Supplied text:
○ ○ ○ ○ ○ ○ ○

Going Back to Python

Spark offers a few different ways to move your data to and from native Python. One popular way is by converting your Spark dataframe into a Pandas dataframe. Alternatively, you can convert your Spark dataframe directly to a Python list of objects (specifically, a list of "Row" objects, with an attribute for each column in your table).

(Example notebook can be found here)

Converting to Native Python

python

from pyspark.sql import SparkSession

spark = SparkSession.builder.getOrCreate()

# Create a Spark DataFrame with some dummy data
df = spark.createDataFrame([(1, 2.0), (1, 4.0), (3, 6.0), (3, 8.0)], ("a", "b"))

# Convert to Python objects with .collect() to get a list of Row objects
data = df.collect()

○ ○ ○ ○ ○ ○ ○

Short task 1:
Answer these questions from the text on moving Spark data back to Python, one per line:
(a) Besides a list of Row objects, what can a Spark dataframe be converted into?
(b) Which method does the code call to get a list of Row objects?
(c) What column names does the dummy DataFrame use?
Short task 2:
Resume the text on moving Spark data back to Python from the point where it stops.

Data section:
○ ○ ○ ○ ○ ○ ○

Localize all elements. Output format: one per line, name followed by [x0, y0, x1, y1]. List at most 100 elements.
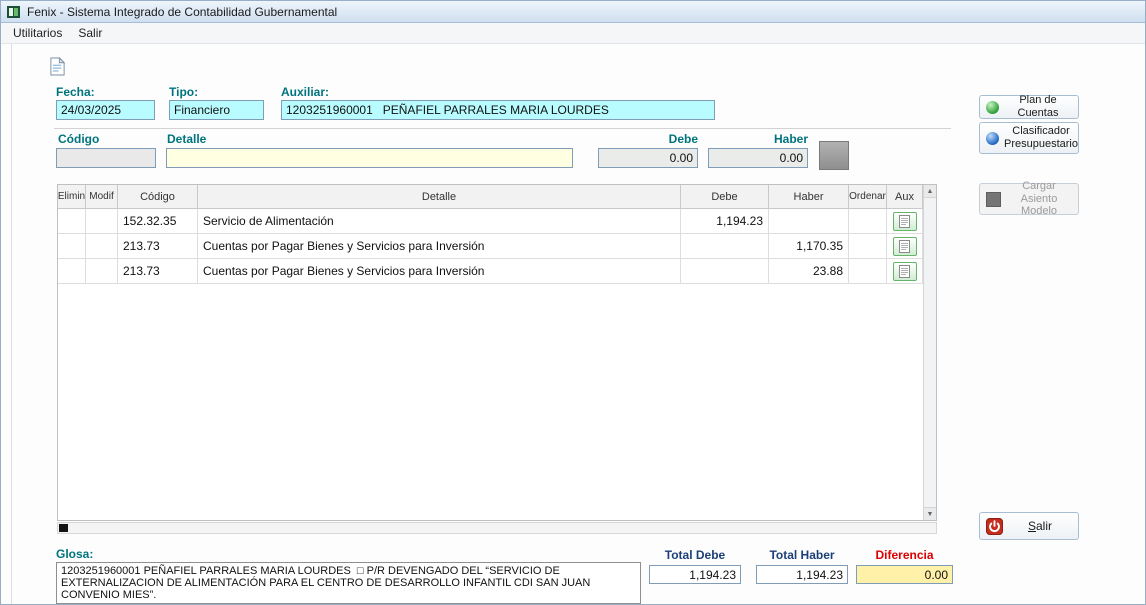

○ ○ ○ ○ ○ ○ ○

Answer 1:
(a) A Pandas dataframe.
(b) .collect()
(c) "a" and "b"

Answer 2:
# Alternatively, you can collect as a list of dictionaries
data = [row.asDict() for row in df.collect()]

Converting to Pandas

python

from pyspark.sql import SparkSession

spark = SparkSession.builder.getOrCreate()

# Create a Spark DataFrame with some dummy data
df = spark.createDataFrame([(1, 2.0), (1, 4.0), (3, 6.0), (3, 8.0)], ("a", "b"))

# Convert to Pandas DF with .toPandas()
pdf = df.toPandas()

# Convert Pandas DF to Spark DF using the same .createDataFrame() method
df2 = spark.createDataFrame(pdf)

That's it!